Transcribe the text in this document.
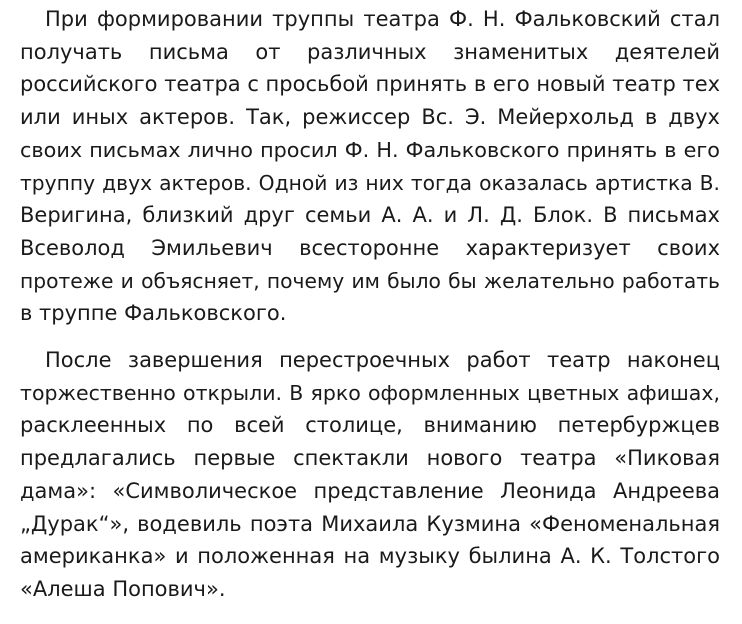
При формировании труппы театра Ф. Н. Фальковский стал
получать письма от различных знаменитых деятелей
российского театра с просьбой принять в его новый театр тех
или иных актеров. Так, режиссер Вс. Э. Мейерхольд в двух
своих письмах лично просил Ф. Н. Фальковского принять в его
труппу двух актеров. Одной из них тогда оказалась артистка В.
Веригина, близкий друг семьи А. А. и Л. Д. Блок. В письмах
Всеволод Эмильевич всесторонне характеризует своих
протеже и объясняет, почему им было бы желательно работать
в труппе Фальковского.

После завершения перестроечных работ театр наконец
торжественно открыли. В ярко оформленных цветных афишах,
расклеенных по всей столице, вниманию петербуржцев
предлагались первые спектакли нового театра «Пиковая
дама»: «Символическое представление Леонида Андреева
„Дурак“», водевиль поэта Михаила Кузмина «Феноменальная
американка» и положенная на музыку былина А. К. Толстого
«Алеша Попович».
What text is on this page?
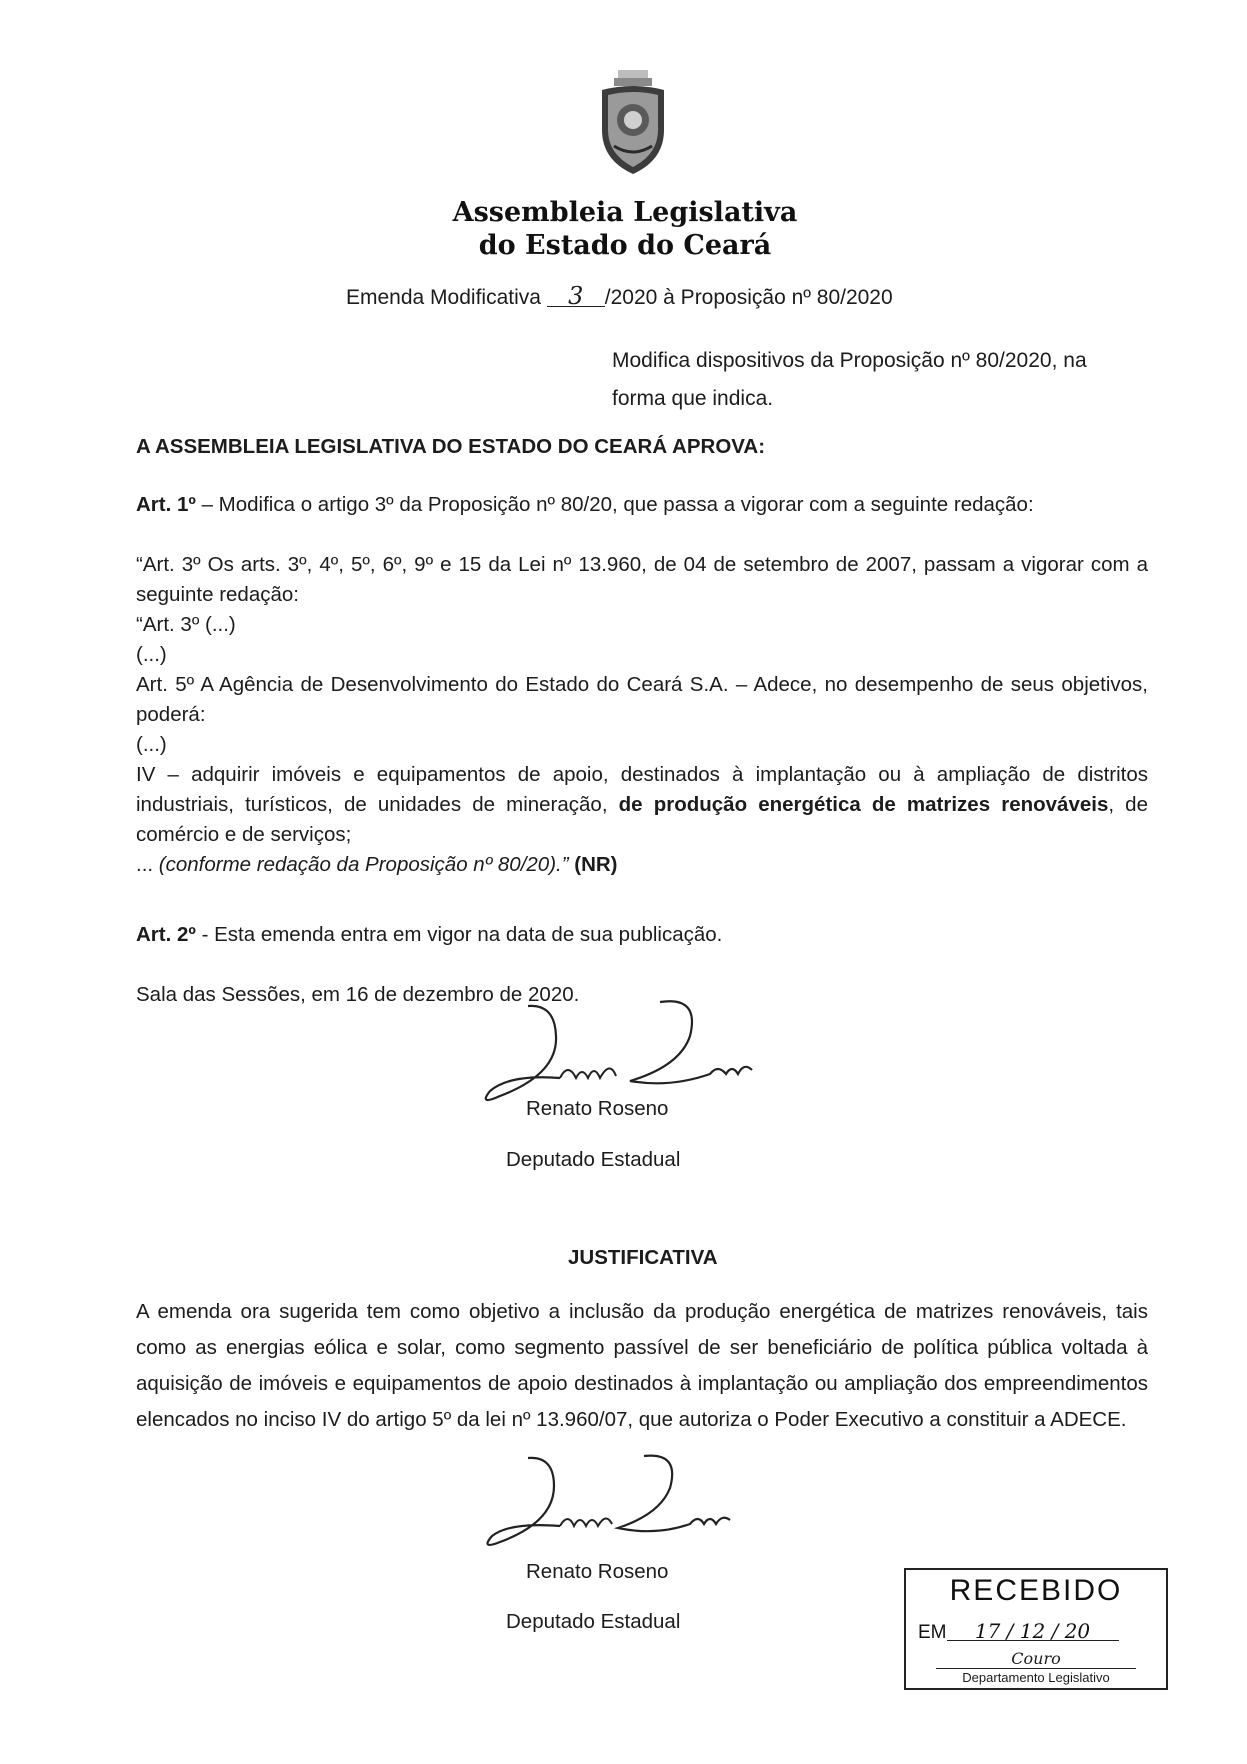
Assembleia Legislativa
do Estado do Ceará
Emenda Modificativa 3 /2020 à Proposição nº 80/2020
Modifica dispositivos da Proposição nº 80/2020, na
forma que indica.
A ASSEMBLEIA LEGISLATIVA DO ESTADO DO CEARÁ APROVA:
Art. 1º – Modifica o artigo 3º da Proposição nº 80/20, que passa a vigorar com a seguinte redação:

“Art. 3º Os arts. 3º, 4º, 5º, 6º, 9º e 15 da Lei nº 13.960, de 04 de setembro de 2007, passam a vigorar com a seguinte redação:

“Art. 3º (...)

(...)

Art. 5º A Agência de Desenvolvimento do Estado do Ceará S.A. – Adece, no desempenho de seus objetivos, poderá:

(...)

IV – adquirir imóveis e equipamentos de apoio, destinados à implantação ou à ampliação de distritos industriais, turísticos, de unidades de mineração, de produção energética de matrizes renováveis, de comércio e de serviços;

... (conforme redação da Proposição nº 80/20).” (NR)

Art. 2º - Esta emenda entra em vigor na data de sua publicação.
Sala das Sessões, em 16 de dezembro de 2020.
Renato Roseno
Deputado Estadual
JUSTIFICATIVA
A emenda ora sugerida tem como objetivo a inclusão da produção energética de matrizes renováveis, tais como as energias eólica e solar, como segmento passível de ser beneficiário de política pública voltada à aquisição de imóveis e equipamentos de apoio destinados à implantação ou ampliação dos empreendimentos elencados no inciso IV do artigo 5º da lei nº 13.960/07, que autoriza o Poder Executivo a constituir a ADECE.
Renato Roseno
Deputado Estadual
RECEBIDO
EM 17 / 12 / 20
Couro
Departamento Legislativo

------------------------------------------------

From the data above, copy out every line with the string "artigo" in it.

Art. 1º – Modifica o artigo 3º da Proposição nº 80/20, que passa a vigorar com a seguinte redação:
A emenda ora sugerida tem como objetivo a inclusão da produção energética de matrizes renováveis, tais como as energias eólica e solar, como segmento passível de ser beneficiário de política pública voltada à aquisição de imóveis e equipamentos de apoio destinados à implantação ou ampliação dos empreendimentos elencados no inciso IV do artigo 5º da lei nº 13.960/07, que autoriza o Poder Executivo a constituir a ADECE.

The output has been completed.